Stored records:
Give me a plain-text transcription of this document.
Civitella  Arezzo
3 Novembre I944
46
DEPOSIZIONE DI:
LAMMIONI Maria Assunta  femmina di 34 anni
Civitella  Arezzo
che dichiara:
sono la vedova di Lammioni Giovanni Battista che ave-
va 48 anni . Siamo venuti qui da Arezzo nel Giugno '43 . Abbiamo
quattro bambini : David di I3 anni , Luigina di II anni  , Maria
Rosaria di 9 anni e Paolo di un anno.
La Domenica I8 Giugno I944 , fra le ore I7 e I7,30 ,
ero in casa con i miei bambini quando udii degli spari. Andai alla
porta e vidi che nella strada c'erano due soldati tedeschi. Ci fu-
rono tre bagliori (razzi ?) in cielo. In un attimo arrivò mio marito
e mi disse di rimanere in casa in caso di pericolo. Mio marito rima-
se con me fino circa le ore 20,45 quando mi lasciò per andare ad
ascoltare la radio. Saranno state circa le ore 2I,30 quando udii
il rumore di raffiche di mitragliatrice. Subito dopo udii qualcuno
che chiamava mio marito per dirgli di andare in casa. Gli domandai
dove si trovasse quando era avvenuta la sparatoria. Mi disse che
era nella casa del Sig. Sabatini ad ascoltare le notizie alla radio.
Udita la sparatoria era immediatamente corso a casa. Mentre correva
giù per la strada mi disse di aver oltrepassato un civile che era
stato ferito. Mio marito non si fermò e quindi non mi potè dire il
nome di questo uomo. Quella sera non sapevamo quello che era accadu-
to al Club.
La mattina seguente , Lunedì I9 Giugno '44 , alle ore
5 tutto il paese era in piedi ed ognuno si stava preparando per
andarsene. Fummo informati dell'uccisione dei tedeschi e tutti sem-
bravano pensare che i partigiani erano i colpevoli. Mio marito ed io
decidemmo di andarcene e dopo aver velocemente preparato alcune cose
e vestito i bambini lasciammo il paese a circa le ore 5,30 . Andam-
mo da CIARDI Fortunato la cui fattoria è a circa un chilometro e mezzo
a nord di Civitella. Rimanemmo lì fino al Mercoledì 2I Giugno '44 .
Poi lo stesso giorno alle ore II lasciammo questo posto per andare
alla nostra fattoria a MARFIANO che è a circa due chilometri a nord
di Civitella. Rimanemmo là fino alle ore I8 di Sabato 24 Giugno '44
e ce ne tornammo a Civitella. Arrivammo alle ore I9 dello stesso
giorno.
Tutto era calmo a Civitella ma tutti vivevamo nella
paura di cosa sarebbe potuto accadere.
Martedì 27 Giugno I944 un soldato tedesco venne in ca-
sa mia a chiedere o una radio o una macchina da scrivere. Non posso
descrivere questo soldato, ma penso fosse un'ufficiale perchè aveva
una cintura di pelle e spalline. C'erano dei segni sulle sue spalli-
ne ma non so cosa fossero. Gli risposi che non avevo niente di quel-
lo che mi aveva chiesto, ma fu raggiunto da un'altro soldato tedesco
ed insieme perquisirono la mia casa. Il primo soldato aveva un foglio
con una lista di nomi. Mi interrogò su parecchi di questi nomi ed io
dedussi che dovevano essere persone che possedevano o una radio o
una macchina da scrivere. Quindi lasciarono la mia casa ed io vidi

SET PROBLEM:
Every line in the data that holds "casa" should be copied out.

RESPONSE:
ero in casa con i miei bambini quando udii degli spari. Andai alla
e mi disse di rimanere in casa in caso di pericolo. Mio marito rima-
che chiamava mio marito per dirgli di andare in casa. Gli domandai
era nella casa del Sig. Sabatini ad ascoltare le notizie alla radio.
Udita la sparatoria era immediatamente corso a casa. Mentre correva
ed insieme perquisirono la mia casa. Il primo soldato aveva un foglio
una macchina da scrivere. Quindi lasciarono la mia casa ed io vidi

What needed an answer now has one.